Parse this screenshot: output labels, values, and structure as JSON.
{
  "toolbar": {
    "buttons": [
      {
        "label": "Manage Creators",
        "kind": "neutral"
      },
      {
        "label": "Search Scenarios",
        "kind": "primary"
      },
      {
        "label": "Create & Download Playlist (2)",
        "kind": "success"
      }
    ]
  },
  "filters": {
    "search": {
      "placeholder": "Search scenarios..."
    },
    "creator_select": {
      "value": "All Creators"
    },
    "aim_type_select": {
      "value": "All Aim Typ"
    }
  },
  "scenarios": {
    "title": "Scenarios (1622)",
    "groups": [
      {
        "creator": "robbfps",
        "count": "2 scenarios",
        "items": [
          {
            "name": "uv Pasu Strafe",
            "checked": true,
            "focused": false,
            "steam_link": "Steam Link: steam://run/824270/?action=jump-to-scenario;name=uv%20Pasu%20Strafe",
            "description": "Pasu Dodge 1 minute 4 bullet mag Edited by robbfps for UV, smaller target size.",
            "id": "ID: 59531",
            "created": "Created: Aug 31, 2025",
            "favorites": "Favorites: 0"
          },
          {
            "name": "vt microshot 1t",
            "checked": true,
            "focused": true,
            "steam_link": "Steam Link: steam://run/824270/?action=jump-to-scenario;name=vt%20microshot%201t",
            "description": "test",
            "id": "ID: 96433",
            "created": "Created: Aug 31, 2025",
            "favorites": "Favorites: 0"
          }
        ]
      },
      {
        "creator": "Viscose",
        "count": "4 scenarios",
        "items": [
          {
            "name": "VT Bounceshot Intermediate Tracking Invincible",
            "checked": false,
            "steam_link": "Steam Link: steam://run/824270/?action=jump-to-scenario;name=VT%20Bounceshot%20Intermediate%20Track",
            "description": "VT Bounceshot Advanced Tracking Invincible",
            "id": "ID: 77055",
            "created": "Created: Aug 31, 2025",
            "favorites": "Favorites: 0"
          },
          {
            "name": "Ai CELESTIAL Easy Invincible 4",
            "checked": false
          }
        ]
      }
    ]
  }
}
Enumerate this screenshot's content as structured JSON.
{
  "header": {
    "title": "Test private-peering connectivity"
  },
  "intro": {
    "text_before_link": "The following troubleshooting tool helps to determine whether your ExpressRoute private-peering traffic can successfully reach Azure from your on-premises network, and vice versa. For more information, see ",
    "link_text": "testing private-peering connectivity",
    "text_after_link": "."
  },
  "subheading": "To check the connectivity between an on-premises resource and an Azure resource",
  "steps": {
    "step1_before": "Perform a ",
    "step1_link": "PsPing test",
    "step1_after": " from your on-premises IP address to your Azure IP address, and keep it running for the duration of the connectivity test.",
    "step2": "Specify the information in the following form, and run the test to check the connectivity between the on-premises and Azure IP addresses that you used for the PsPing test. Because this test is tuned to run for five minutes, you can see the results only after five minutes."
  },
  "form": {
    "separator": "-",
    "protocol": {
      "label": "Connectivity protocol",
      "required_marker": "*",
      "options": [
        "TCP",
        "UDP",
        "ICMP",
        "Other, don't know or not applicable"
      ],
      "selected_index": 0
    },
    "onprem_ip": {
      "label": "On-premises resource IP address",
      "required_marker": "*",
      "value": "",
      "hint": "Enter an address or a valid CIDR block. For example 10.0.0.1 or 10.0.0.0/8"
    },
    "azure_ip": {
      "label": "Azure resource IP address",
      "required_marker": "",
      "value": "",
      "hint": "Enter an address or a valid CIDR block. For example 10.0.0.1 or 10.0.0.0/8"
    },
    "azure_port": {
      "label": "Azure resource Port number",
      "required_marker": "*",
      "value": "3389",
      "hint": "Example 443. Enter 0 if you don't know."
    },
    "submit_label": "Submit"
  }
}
# # # # #
* **REQUIREMENTS**
Output the line holding "Enumerate this screenshot's", then every later line through the end of the records above, exactly as given and nothing else.

* **THE REPLY**
Enumerate this screenshot's content as structured JSON.
{
  "header": {
    "title": "Test private-peering connectivity"
  },
  "intro": {
    "text_before_link": "The following troubleshooting tool helps to determine whether your ExpressRoute private-peering traffic can successfully reach Azure from your on-premises network, and vice versa. For more information, see ",
    "link_text": "testing private-peering connectivity",
    "text_after_link": "."
  },
  "subheading": "To check the connectivity between an on-premises resource and an Azure resource",
  "steps": {
    "step1_before": "Perform a ",
    "step1_link": "PsPing test",
    "step1_after": " from your on-premises IP address to your Azure IP address, and keep it running for the duration of the connectivity test.",
    "step2": "Specify the information in the following form, and run the test to check the connectivity between the on-premises and Azure IP addresses that you used for the PsPing test. Because this test is tuned to run for five minutes, you can see the results only after five minutes."
  },
  "form": {
    "separator": "-",
    "protocol": {
      "label": "Connectivity protocol",
      "required_marker": "*",
      "options": [
        "TCP",
        "UDP",
        "ICMP",
        "Other, don't know or not applicable"
      ],
      "selected_index": 0
    },
    "onprem_ip": {
      "label": "On-premises resource IP address",
      "required_marker": "*",
      "value": "",
      "hint": "Enter an address or a valid CIDR block. For example 10.0.0.1 or 10.0.0.0/8"
    },
    "azure_ip": {
      "label": "Azure resource IP address",
      "required_marker": "",
      "value": "",
      "hint": "Enter an address or a valid CIDR block. For example 10.0.0.1 or 10.0.0.0/8"
    },
    "azure_port": {
      "label": "Azure resource Port number",
      "required_marker": "*",
      "value": "3389",
      "hint": "Example 443. Enter 0 if you don't know."
    },
    "submit_label": "Submit"
  }
}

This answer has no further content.